Stored records
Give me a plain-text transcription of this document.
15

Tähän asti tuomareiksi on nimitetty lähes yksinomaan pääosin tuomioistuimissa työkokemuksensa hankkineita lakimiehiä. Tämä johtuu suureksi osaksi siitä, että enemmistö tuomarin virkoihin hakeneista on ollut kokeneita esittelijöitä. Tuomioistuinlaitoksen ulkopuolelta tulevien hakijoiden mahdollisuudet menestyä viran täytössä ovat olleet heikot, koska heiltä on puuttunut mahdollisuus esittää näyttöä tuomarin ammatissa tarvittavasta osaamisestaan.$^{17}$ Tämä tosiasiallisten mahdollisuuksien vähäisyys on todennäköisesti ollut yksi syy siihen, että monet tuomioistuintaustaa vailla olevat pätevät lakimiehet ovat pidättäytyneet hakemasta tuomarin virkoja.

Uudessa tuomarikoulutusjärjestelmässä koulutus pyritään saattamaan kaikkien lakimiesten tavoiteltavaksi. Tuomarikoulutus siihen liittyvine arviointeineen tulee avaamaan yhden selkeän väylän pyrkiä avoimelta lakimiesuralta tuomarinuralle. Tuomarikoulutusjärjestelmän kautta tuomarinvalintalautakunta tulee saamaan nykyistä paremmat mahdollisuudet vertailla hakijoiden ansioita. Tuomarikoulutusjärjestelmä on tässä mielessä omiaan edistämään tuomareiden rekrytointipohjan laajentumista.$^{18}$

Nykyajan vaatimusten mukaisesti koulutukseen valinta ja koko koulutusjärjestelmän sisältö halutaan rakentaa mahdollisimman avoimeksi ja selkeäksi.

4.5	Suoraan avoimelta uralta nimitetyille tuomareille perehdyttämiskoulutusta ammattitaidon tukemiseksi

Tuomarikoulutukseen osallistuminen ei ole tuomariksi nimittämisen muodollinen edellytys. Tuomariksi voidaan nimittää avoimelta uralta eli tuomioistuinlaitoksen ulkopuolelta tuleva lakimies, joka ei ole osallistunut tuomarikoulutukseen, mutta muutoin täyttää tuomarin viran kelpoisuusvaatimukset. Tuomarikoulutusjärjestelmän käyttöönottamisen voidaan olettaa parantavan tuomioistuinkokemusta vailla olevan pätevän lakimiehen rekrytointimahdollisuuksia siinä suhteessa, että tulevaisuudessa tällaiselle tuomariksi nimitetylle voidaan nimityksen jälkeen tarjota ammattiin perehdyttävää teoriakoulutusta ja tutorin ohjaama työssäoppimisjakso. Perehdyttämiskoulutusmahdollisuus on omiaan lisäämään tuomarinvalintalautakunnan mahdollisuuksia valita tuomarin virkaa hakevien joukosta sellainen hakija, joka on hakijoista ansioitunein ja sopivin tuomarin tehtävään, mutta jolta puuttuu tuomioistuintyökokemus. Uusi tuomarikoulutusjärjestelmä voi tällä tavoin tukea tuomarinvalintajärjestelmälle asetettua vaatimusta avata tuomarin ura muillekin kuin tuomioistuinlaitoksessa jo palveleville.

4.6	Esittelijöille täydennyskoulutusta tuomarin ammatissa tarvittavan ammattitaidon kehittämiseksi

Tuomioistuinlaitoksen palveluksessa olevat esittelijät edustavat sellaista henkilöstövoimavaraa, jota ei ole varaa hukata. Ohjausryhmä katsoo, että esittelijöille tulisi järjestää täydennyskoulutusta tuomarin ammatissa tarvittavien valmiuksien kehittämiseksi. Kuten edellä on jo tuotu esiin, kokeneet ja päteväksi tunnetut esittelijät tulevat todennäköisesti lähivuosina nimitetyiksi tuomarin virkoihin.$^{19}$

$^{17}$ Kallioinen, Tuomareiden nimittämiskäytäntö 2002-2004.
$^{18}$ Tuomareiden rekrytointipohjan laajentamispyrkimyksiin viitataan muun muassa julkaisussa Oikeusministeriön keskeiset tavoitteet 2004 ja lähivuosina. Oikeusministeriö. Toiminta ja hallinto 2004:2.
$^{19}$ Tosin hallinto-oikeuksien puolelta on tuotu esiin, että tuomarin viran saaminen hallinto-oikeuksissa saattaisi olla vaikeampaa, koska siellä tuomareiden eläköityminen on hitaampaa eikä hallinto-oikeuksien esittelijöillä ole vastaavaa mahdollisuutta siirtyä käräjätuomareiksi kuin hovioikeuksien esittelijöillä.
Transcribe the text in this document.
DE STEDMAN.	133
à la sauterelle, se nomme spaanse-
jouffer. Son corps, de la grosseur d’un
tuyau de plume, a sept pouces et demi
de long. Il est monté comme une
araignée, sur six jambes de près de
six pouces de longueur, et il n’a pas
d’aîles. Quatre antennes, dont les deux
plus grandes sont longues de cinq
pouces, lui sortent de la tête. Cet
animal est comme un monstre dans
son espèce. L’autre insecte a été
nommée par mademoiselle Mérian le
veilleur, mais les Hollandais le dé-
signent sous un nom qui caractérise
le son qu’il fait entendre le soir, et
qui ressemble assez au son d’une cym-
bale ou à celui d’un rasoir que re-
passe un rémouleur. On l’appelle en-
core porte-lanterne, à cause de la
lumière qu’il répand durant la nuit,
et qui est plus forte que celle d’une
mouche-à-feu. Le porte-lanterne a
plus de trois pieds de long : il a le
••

▶ _WHAT IS BEING ASKED_
The records above should be restated word for word, please.

▶ _TASK RESULT_
Give me a plain-text transcription of this document.
15

Tähän asti tuomareiksi on nimitetty lähes yksinomaan pääosin tuomioistuimissa työkokemuksensa hankkineita lakimiehiä. Tämä johtuu suureksi osaksi siitä, että enemmistö tuomarin virkoihin hakeneista on ollut kokeneita esittelijöitä. Tuomioistuinlaitoksen ulkopuolelta tulevien hakijoiden mahdollisuudet menestyä viran täytössä ovat olleet heikot, koska heiltä on puuttunut mahdollisuus esittää näyttöä tuomarin ammatissa tarvittavasta osaamisestaan.$^{17}$ Tämä tosiasiallisten mahdollisuuksien vähäisyys on todennäköisesti ollut yksi syy siihen, että monet tuomioistuintaustaa vailla olevat pätevät lakimiehet ovat pidättäytyneet hakemasta tuomarin virkoja.

Uudessa tuomarikoulutusjärjestelmässä koulutus pyritään saattamaan kaikkien lakimiesten tavoiteltavaksi. Tuomarikoulutus siihen liittyvine arviointeineen tulee avaamaan yhden selkeän väylän pyrkiä avoimelta lakimiesuralta tuomarinuralle. Tuomarikoulutusjärjestelmän kautta tuomarinvalintalautakunta tulee saamaan nykyistä paremmat mahdollisuudet vertailla hakijoiden ansioita. Tuomarikoulutusjärjestelmä on tässä mielessä omiaan edistämään tuomareiden rekrytointipohjan laajentumista.$^{18}$

Nykyajan vaatimusten mukaisesti koulutukseen valinta ja koko koulutusjärjestelmän sisältö halutaan rakentaa mahdollisimman avoimeksi ja selkeäksi.

4.5	Suoraan avoimelta uralta nimitetyille tuomareille perehdyttämiskoulutusta ammattitaidon tukemiseksi

Tuomarikoulutukseen osallistuminen ei ole tuomariksi nimittämisen muodollinen edellytys. Tuomariksi voidaan nimittää avoimelta uralta eli tuomioistuinlaitoksen ulkopuolelta tuleva lakimies, joka ei ole osallistunut tuomarikoulutukseen, mutta muutoin täyttää tuomarin viran kelpoisuusvaatimukset. Tuomarikoulutusjärjestelmän käyttöönottamisen voidaan olettaa parantavan tuomioistuinkokemusta vailla olevan pätevän lakimiehen rekrytointimahdollisuuksia siinä suhteessa, että tulevaisuudessa tällaiselle tuomariksi nimitetylle voidaan nimityksen jälkeen tarjota ammattiin perehdyttävää teoriakoulutusta ja tutorin ohjaama työssäoppimisjakso. Perehdyttämiskoulutusmahdollisuus on omiaan lisäämään tuomarinvalintalautakunnan mahdollisuuksia valita tuomarin virkaa hakevien joukosta sellainen hakija, joka on hakijoista ansioitunein ja sopivin tuomarin tehtävään, mutta jolta puuttuu tuomioistuintyökokemus. Uusi tuomarikoulutusjärjestelmä voi tällä tavoin tukea tuomarinvalintajärjestelmälle asetettua vaatimusta avata tuomarin ura muillekin kuin tuomioistuinlaitoksessa jo palveleville.

4.6	Esittelijöille täydennyskoulutusta tuomarin ammatissa tarvittavan ammattitaidon kehittämiseksi

Tuomioistuinlaitoksen palveluksessa olevat esittelijät edustavat sellaista henkilöstövoimavaraa, jota ei ole varaa hukata. Ohjausryhmä katsoo, että esittelijöille tulisi järjestää täydennyskoulutusta tuomarin ammatissa tarvittavien valmiuksien kehittämiseksi. Kuten edellä on jo tuotu esiin, kokeneet ja päteväksi tunnetut esittelijät tulevat todennäköisesti lähivuosina nimitetyiksi tuomarin virkoihin.$^{19}$

$^{17}$ Kallioinen, Tuomareiden nimittämiskäytäntö 2002-2004.
$^{18}$ Tuomareiden rekrytointipohjan laajentamispyrkimyksiin viitataan muun muassa julkaisussa Oikeusministeriön keskeiset tavoitteet 2004 ja lähivuosina. Oikeusministeriö. Toiminta ja hallinto 2004:2.
$^{19}$ Tosin hallinto-oikeuksien puolelta on tuotu esiin, että tuomarin viran saaminen hallinto-oikeuksissa saattaisi olla vaikeampaa, koska siellä tuomareiden eläköityminen on hitaampaa eikä hallinto-oikeuksien esittelijöillä ole vastaavaa mahdollisuutta siirtyä käräjätuomareiksi kuin hovioikeuksien esittelijöillä.
Transcribe the text in this document.
DE STEDMAN.	133
à la sauterelle, se nomme spaanse-
jouffer. Son corps, de la grosseur d’un
tuyau de plume, a sept pouces et demi
de long. Il est monté comme une
araignée, sur six jambes de près de
six pouces de longueur, et il n’a pas
d’aîles. Quatre antennes, dont les deux
plus grandes sont longues de cinq
pouces, lui sortent de la tête. Cet
animal est comme un monstre dans
son espèce. L’autre insecte a été
nommée par mademoiselle Mérian le
veilleur, mais les Hollandais le dé-
signent sous un nom qui caractérise
le son qu’il fait entendre le soir, et
qui ressemble assez au son d’une cym-
bale ou à celui d’un rasoir que re-
passe un rémouleur. On l’appelle en-
core porte-lanterne, à cause de la
lumière qu’il répand durant la nuit,
et qui est plus forte que celle d’une
mouche-à-feu. Le porte-lanterne a
plus de trois pieds de long : il a le
••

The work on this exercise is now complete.